Moderate-to-severe Endoscopic Inflammation is Frequent After Clinical Remission in Pediatric Ulcerative Colitis

Sarbagili-Shabat, Chen∗,†; Weiner, Dror; Wardi, Joram; Abramas, Lee; Yaakov, Michal; Levine, Arie∗,†

Author Information
Journal of Pediatric Gastroenterology and Nutrition: April 2021 - Volume 72 - Issue 4 - p 569-573
doi: 10.1097/MPG.0000000000003018

Abstract

What Is Known/What Is New

What Is Known

  • Paediatric ulcerative colitis is characterized by frequent or early relapses despite clinical remission and a tendency to become extensive.
  • Presence of moderate-to-severe inflammation (Mayo score 2–3) is associated with early relapse.
  • There are no prospective available data regarding the state of the mucosa after clinical remission is obtained in ulcerative colitis in children.

What Is New

  • Fifty percentage of children in clinical remission 3 to 5 months after remission was first documented and had moderate-to-severe inflammation upon endoscopy.
  • Those patients in remission with early assessment by Mayo score with Mayo endoscopic score 2 to 3 were less likely to have sustained remission than patients with Mayo scores of 0 to 1.

Ulcerative colitis (UC) in children is a chronic inflammatory disorder of the colon associated with a more severe phenotype and extensive disease as compared with adult onset (1–7). Similar to adults, newly diagnosed pediatric patients with mild-to-moderate UC are usually treated with mesalamine, whereas moderate-to-severe disease patients will often be initially treated with corticosteroids (8–10). Children, however, appear to have a more relapsing course of the disease (9,11). In 2 large inception cohorts, sustained remission on the first-line therapy was only present in 38% by 1 year (9) and in 22% by 5 years (11). The PROTECT study, was a prospective inception cohort of children with newly diagnosed UC that followed 400 children treated by medical therapy. Among the children who achieved remission with the initial treatment at week 4, 49% eventually had disease recurrence during the first year and lack of sustained remission was high even in mild disease (9). A review of 5 population-based studies in children with UC demonstrated that nearly 50% of children without pancolitis will have disease extension (6), and that even children with proctitis do not have a benign course (7).

It is also recognized that patients who will achieve early mucosal healing are more likely to have better sustained remission and are less likely to develop possible complications of the disease (12–14). There are, however, no prospective data regarding early endoscopic response in children and adults as follow-up endoscopies after remission is induced are not currently part of the standard of care. Although studies have shown a fair correlation between clinical and endoscopic disease activity (15–18), this may be because of the correlation derived from clinically active disease or prolonged sustained remission and not because of clinical correlation after induction of remission.

----

Copy the pediatric ulcerative colitis article again, everything from "Author Information" down to "colitis in children.", and swap each "ulcerative colitis" for "UC".

----

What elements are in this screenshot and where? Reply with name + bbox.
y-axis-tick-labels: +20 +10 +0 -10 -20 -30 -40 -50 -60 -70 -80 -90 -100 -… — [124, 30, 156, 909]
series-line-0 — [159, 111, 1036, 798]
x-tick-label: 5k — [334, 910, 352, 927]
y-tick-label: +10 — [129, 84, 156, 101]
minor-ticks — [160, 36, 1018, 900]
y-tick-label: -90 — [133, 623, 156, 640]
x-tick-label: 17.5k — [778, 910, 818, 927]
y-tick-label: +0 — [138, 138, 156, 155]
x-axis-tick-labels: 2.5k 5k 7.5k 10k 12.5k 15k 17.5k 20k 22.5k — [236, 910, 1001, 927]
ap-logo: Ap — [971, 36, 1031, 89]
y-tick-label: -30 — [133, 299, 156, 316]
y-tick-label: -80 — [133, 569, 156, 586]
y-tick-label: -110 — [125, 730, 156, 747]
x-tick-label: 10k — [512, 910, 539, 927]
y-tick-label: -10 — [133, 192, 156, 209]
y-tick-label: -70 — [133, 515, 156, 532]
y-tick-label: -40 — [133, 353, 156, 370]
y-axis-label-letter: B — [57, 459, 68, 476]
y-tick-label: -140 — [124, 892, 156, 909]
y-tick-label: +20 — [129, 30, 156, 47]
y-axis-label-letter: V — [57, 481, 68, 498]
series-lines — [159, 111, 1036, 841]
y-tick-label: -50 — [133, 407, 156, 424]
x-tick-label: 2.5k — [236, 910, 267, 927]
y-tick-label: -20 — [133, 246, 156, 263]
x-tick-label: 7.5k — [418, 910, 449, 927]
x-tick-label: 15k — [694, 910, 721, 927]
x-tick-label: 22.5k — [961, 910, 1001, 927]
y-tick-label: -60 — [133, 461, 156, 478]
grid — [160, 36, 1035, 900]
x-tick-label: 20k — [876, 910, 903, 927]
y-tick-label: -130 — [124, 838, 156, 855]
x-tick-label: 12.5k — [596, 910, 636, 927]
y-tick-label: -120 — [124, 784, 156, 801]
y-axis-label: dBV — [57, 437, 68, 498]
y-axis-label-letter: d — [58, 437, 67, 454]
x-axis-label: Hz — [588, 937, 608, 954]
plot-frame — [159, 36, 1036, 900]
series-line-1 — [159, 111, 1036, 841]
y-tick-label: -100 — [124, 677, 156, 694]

----

Exercise result
Author Information
Journal of Pediatric Gastroenterology and Nutrition: April 2021 - Volume 72 - Issue 4 - p 569-573
doi: 10.1097/MPG.0000000000003018

Abstract

What Is Known/What Is New

What Is Known

  • Paediatric UC is characterized by frequent or early relapses despite clinical remission and a tendency to become extensive.
  • Presence of moderate-to-severe inflammation (Mayo score 2–3) is associated with early relapse.
  • There are no prospective available data regarding the state of the mucosa after clinical remission is obtained in UC in children.